(Extracted records)
►
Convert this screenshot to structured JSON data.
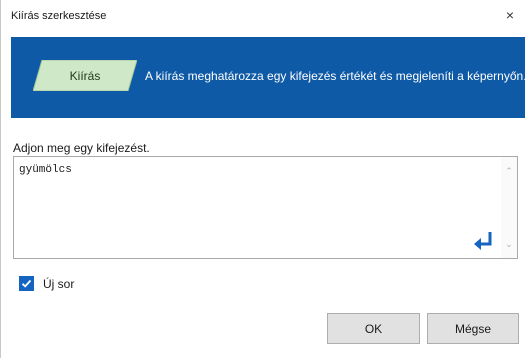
{
  "window": {
    "title": "Kiírás szerkesztése",
    "close_glyph": "×"
  },
  "banner": {
    "background": "#0f5aa6",
    "block_label": "Kiírás",
    "block_color": "#cfe8c8",
    "description": "A kiírás meghatározza egy kifejezés értékét és megjeleníti a képernyőn."
  },
  "expression": {
    "prompt": "Adjon meg egy kifejezést.",
    "value": "gyümölcs"
  },
  "newline_option": {
    "label": "Új sor",
    "checked": true
  },
  "buttons": {
    "ok": "OK",
    "cancel": "Mégse"
  }
}
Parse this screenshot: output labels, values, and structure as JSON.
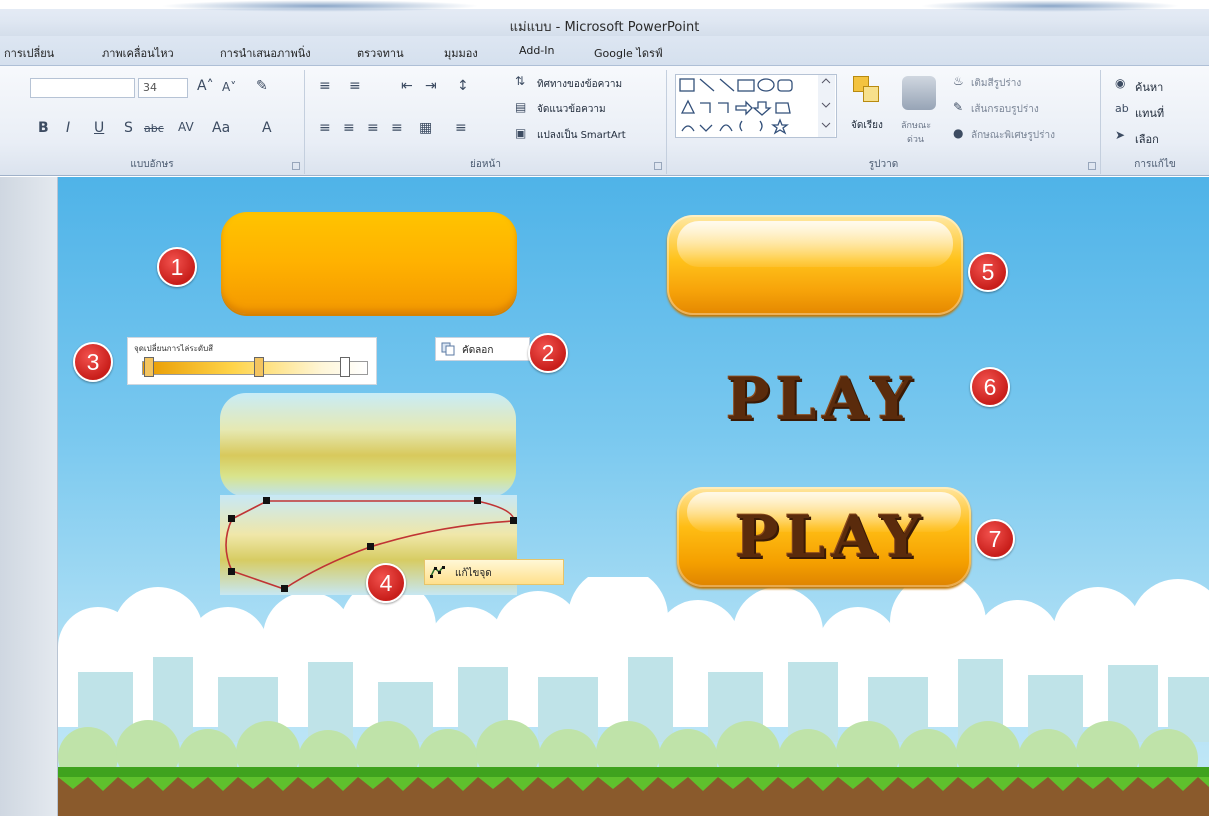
{
  "window": {
    "title": "แม่แบบ - Microsoft PowerPoint"
  },
  "tabs": [
    "การเปลี่ยน",
    "ภาพเคลื่อนไหว",
    "การนำเสนอภาพนิ่ง",
    "ตรวจทาน",
    "มุมมอง",
    "Add-In",
    "Google ไดรฟ์"
  ],
  "ribbon": {
    "font": {
      "label": "แบบอักษร",
      "size_value": "34"
    },
    "paragraph": {
      "label": "ย่อหน้า",
      "text_direction": "ทิศทางของข้อความ",
      "align_text": "จัดแนวข้อความ",
      "convert_smartart": "แปลงเป็น SmartArt"
    },
    "drawing": {
      "label": "รูปวาด",
      "arrange": "จัดเรียง",
      "quick_styles_line1": "ลักษณะ",
      "quick_styles_line2": "ด่วน",
      "shape_fill": "เติมสีรูปร่าง",
      "shape_outline": "เส้นกรอบรูปร่าง",
      "shape_effects": "ลักษณะพิเศษรูปร่าง"
    },
    "editing": {
      "label": "การแก้ไข",
      "find": "ค้นหา",
      "replace": "แทนที่",
      "select": "เลือก"
    }
  },
  "slide": {
    "gradient_panel_title": "จุดเปลี่ยนการไล่ระดับสี",
    "copy_tooltip": "คัดลอก",
    "edit_points_tooltip": "แก้ไขจุด",
    "play_text_6": "PLAY",
    "play_text_7": "PLAY",
    "badges": [
      "1",
      "2",
      "3",
      "4",
      "5",
      "6",
      "7"
    ]
  },
  "colors": {
    "accent_orange": "#ffb100",
    "badge_red": "#d42a25",
    "play_brown": "#5a2b0c",
    "sky_blue": "#4fb3e8"
  }
}
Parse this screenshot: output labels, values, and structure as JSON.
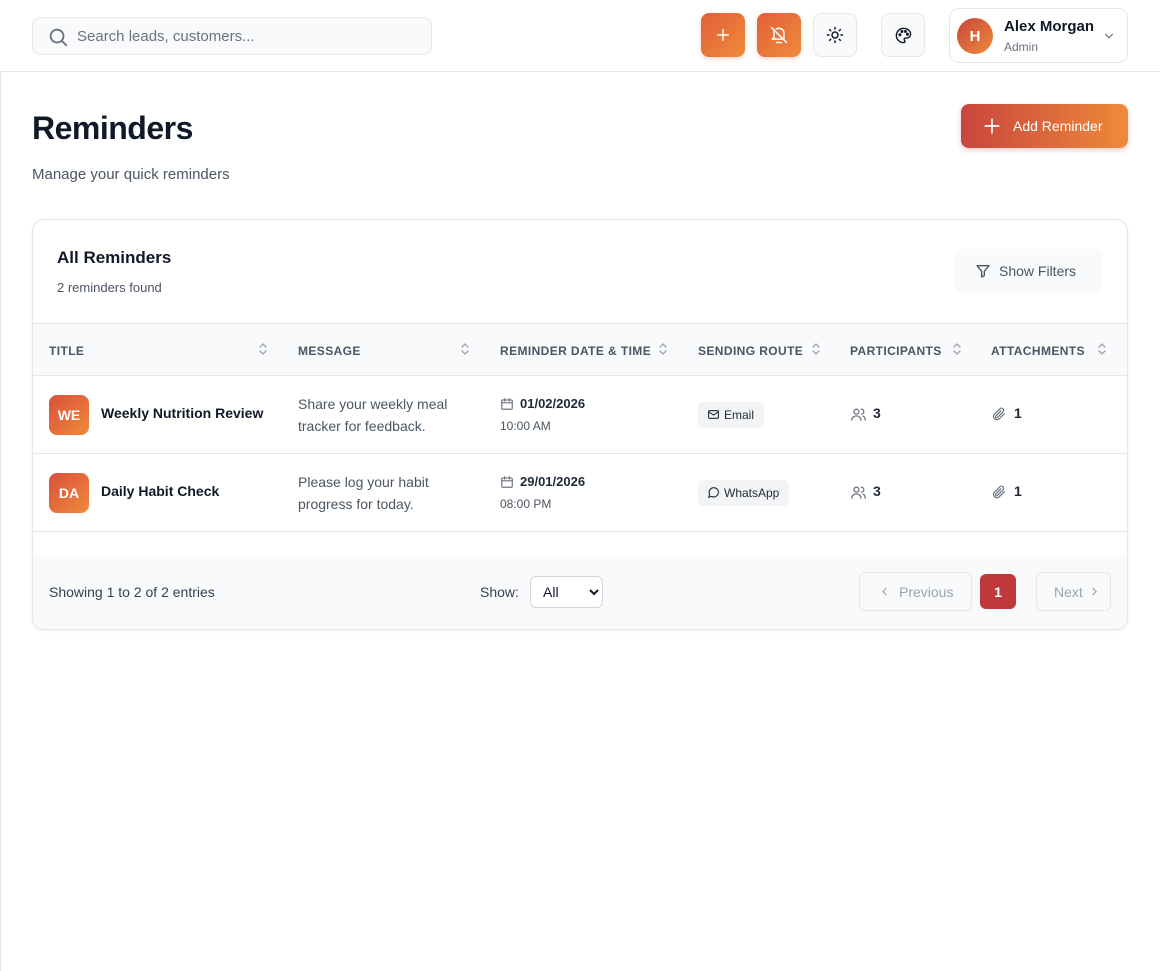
{
  "colors": {
    "accent": "#c0393c",
    "gradient_start": "#c8453d",
    "gradient_end": "#ef8a3a"
  },
  "search": {
    "placeholder": "Search leads, customers...",
    "value": ""
  },
  "topbar": {
    "icons": [
      "plus-icon",
      "bell-off-icon",
      "sun-icon",
      "palette-icon"
    ],
    "user": {
      "initial": "H",
      "name": "Alex Morgan",
      "role": "Admin"
    }
  },
  "page": {
    "title": "Reminders",
    "subtitle": "Manage your quick reminders",
    "add_label": "Add Reminder"
  },
  "card": {
    "title": "All Reminders",
    "count": "2 reminders found",
    "filters_label": "Show Filters"
  },
  "table": {
    "columns": [
      "TITLE",
      "MESSAGE",
      "REMINDER DATE & TIME",
      "SENDING ROUTE",
      "PARTICIPANTS",
      "ATTACHMENTS"
    ],
    "rows": [
      {
        "initials": "WE",
        "title": "Weekly Nutrition Review",
        "message": "Share your weekly meal tracker for feedback.",
        "date": "01/02/2026",
        "time": "10:00 AM",
        "route": "Email",
        "route_icon": "mail-icon",
        "participants": "3",
        "attachments": "1"
      },
      {
        "initials": "DA",
        "title": "Daily Habit Check",
        "message": "Please log your habit progress for today.",
        "date": "29/01/2026",
        "time": "08:00 PM",
        "route": "WhatsApp",
        "route_icon": "message-circle-icon",
        "participants": "3",
        "attachments": "1"
      }
    ]
  },
  "footer": {
    "showing": "Showing 1 to 2 of 2 entries",
    "show_label": "Show:",
    "show_value": "All",
    "previous": "Previous",
    "current_page": "1",
    "next": "Next"
  }
}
◄
• PROBLEM DETAILS:
Quote all the lines above exactly as given. Do not include the pictures.

• TASK ANSWER:
Convert this screenshot to structured JSON data.
{
  "window": {
    "title": "Kiírás szerkesztése",
    "close_glyph": "×"
  },
  "banner": {
    "background": "#0f5aa6",
    "block_label": "Kiírás",
    "block_color": "#cfe8c8",
    "description": "A kiírás meghatározza egy kifejezés értékét és megjeleníti a képernyőn."
  },
  "expression": {
    "prompt": "Adjon meg egy kifejezést.",
    "value": "gyümölcs"
  },
  "newline_option": {
    "label": "Új sor",
    "checked": true
  },
  "buttons": {
    "ok": "OK",
    "cancel": "Mégse"
  }
}
Parse this screenshot: output labels, values, and structure as JSON.
{
  "window": {
    "title": "แม่แบบ - Microsoft PowerPoint"
  },
  "tabs": [
    "การเปลี่ยน",
    "ภาพเคลื่อนไหว",
    "การนำเสนอภาพนิ่ง",
    "ตรวจทาน",
    "มุมมอง",
    "Add-In",
    "Google ไดรฟ์"
  ],
  "ribbon": {
    "font": {
      "label": "แบบอักษร",
      "size_value": "34"
    },
    "paragraph": {
      "label": "ย่อหน้า",
      "text_direction": "ทิศทางของข้อความ",
      "align_text": "จัดแนวข้อความ",
      "convert_smartart": "แปลงเป็น SmartArt"
    },
    "drawing": {
      "label": "รูปวาด",
      "arrange": "จัดเรียง",
      "quick_styles_line1": "ลักษณะ",
      "quick_styles_line2": "ด่วน",
      "shape_fill": "เติมสีรูปร่าง",
      "shape_outline": "เส้นกรอบรูปร่าง",
      "shape_effects": "ลักษณะพิเศษรูปร่าง"
    },
    "editing": {
      "label": "การแก้ไข",
      "find": "ค้นหา",
      "replace": "แทนที่",
      "select": "เลือก"
    }
  },
  "slide": {
    "gradient_panel_title": "จุดเปลี่ยนการไล่ระดับสี",
    "copy_tooltip": "คัดลอก",
    "edit_points_tooltip": "แก้ไขจุด",
    "play_text_6": "PLAY",
    "play_text_7": "PLAY",
    "badges": [
      "1",
      "2",
      "3",
      "4",
      "5",
      "6",
      "7"
    ]
  },
  "colors": {
    "accent_orange": "#ffb100",
    "badge_red": "#d42a25",
    "play_brown": "#5a2b0c",
    "sky_blue": "#4fb3e8"
  }
}
Parse this screenshot: output labels, values, and structure as JSON.
{
  "colors": {
    "accent": "#c0393c",
    "gradient_start": "#c8453d",
    "gradient_end": "#ef8a3a"
  },
  "search": {
    "placeholder": "Search leads, customers...",
    "value": ""
  },
  "topbar": {
    "icons": [
      "plus-icon",
      "bell-off-icon",
      "sun-icon",
      "palette-icon"
    ],
    "user": {
      "initial": "H",
      "name": "Alex Morgan",
      "role": "Admin"
    }
  },
  "page": {
    "title": "Reminders",
    "subtitle": "Manage your quick reminders",
    "add_label": "Add Reminder"
  },
  "card": {
    "title": "All Reminders",
    "count": "2 reminders found",
    "filters_label": "Show Filters"
  },
  "table": {
    "columns": [
      "TITLE",
      "MESSAGE",
      "REMINDER DATE & TIME",
      "SENDING ROUTE",
      "PARTICIPANTS",
      "ATTACHMENTS"
    ],
    "rows": [
      {
        "initials": "WE",
        "title": "Weekly Nutrition Review",
        "message": "Share your weekly meal tracker for feedback.",
        "date": "01/02/2026",
        "time": "10:00 AM",
        "route": "Email",
        "route_icon": "mail-icon",
        "participants": "3",
        "attachments": "1"
      },
      {
        "initials": "DA",
        "title": "Daily Habit Check",
        "message": "Please log your habit progress for today.",
        "date": "29/01/2026",
        "time": "08:00 PM",
        "route": "WhatsApp",
        "route_icon": "message-circle-icon",
        "participants": "3",
        "attachments": "1"
      }
    ]
  },
  "footer": {
    "showing": "Showing 1 to 2 of 2 entries",
    "show_label": "Show:",
    "show_value": "All",
    "previous": "Previous",
    "current_page": "1",
    "next": "Next"
  }
}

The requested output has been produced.